■ **Exercise aim**: Type out the complete listing below word for word, without its pictures.
***
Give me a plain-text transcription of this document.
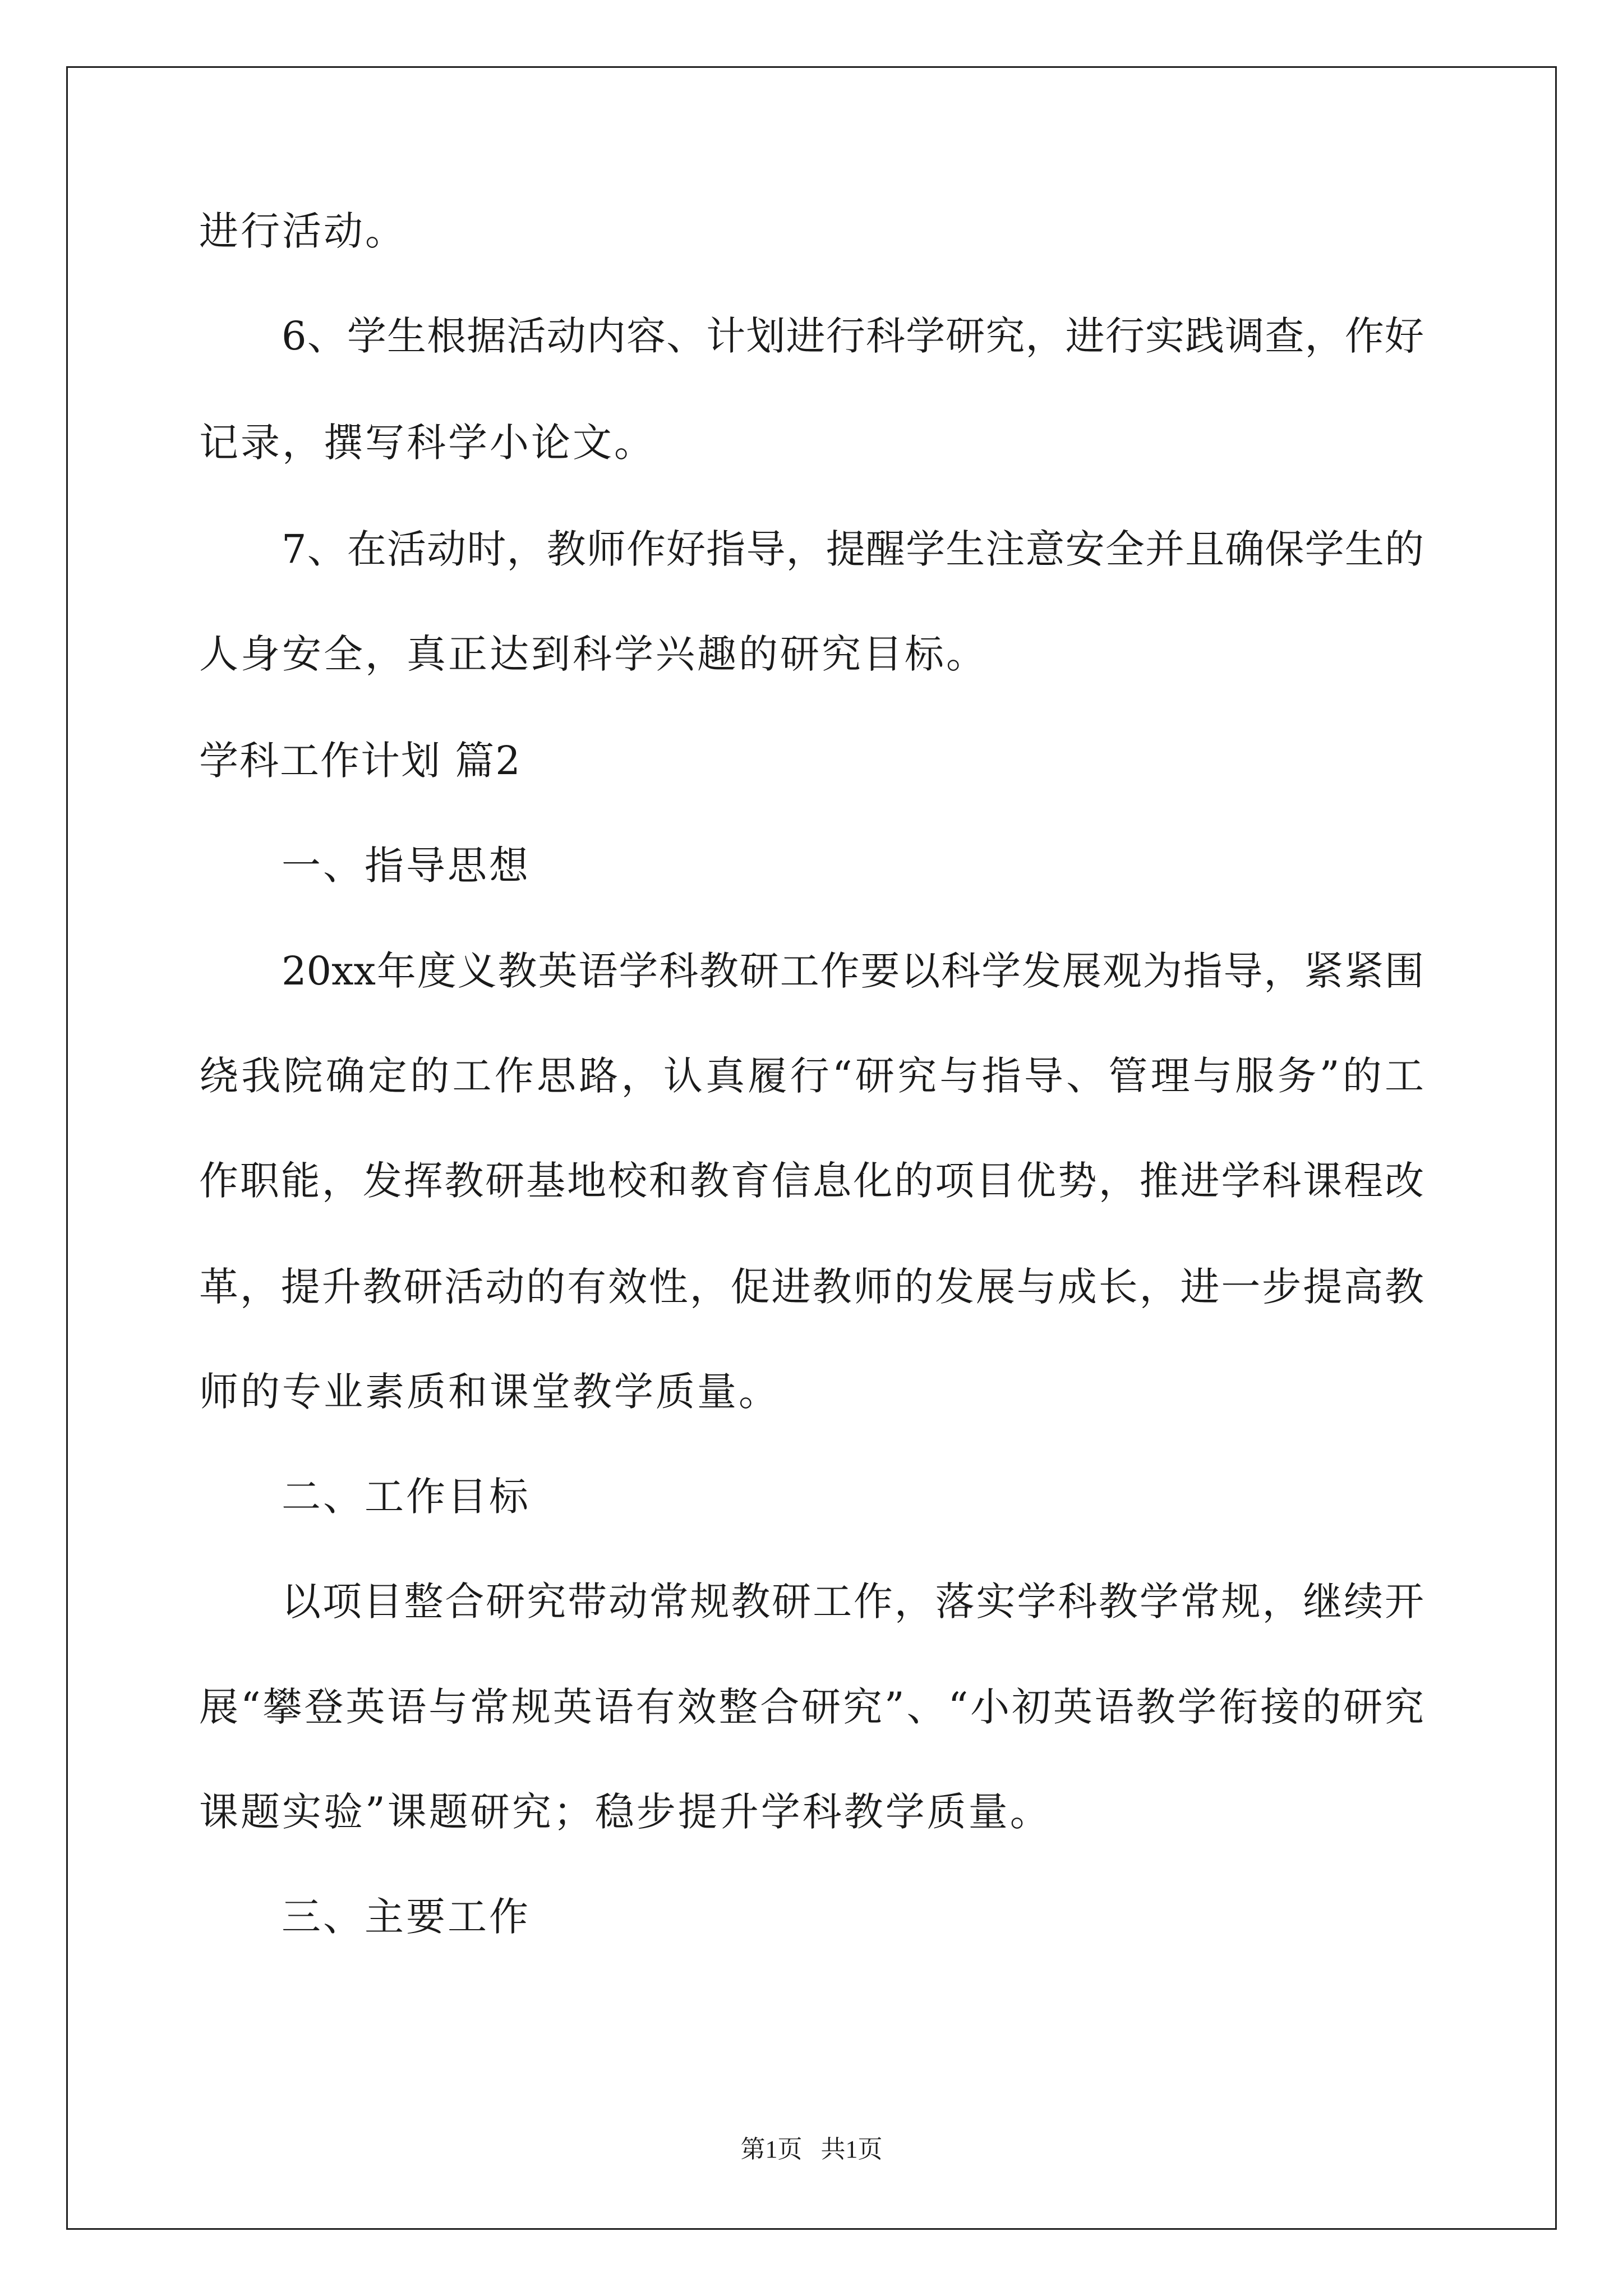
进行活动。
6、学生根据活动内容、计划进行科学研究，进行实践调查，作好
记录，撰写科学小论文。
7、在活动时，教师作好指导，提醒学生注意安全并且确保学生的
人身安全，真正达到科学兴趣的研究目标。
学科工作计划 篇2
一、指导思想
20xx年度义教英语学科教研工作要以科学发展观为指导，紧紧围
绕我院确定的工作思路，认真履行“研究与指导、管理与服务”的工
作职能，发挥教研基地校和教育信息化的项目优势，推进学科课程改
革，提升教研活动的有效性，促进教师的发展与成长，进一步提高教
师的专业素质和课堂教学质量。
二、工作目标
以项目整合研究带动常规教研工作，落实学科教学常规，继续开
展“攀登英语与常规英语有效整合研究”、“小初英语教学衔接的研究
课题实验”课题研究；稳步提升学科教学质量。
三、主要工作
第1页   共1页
***
■ **Response to this exercise**:
Give me a plain-text transcription of this document.
进行活动。
6、学生根据活动内容、计划进行科学研究，进行实践调查，作好
记录，撰写科学小论文。
7、在活动时，教师作好指导，提醒学生注意安全并且确保学生的
人身安全，真正达到科学兴趣的研究目标。
学科工作计划 篇2
一、指导思想
20xx年度义教英语学科教研工作要以科学发展观为指导，紧紧围
绕我院确定的工作思路，认真履行“研究与指导、管理与服务”的工
作职能，发挥教研基地校和教育信息化的项目优势，推进学科课程改
革，提升教研活动的有效性，促进教师的发展与成长，进一步提高教
师的专业素质和课堂教学质量。
二、工作目标
以项目整合研究带动常规教研工作，落实学科教学常规，继续开
展“攀登英语与常规英语有效整合研究”、“小初英语教学衔接的研究
课题实验”课题研究；稳步提升学科教学质量。
三、主要工作
第1页   共1页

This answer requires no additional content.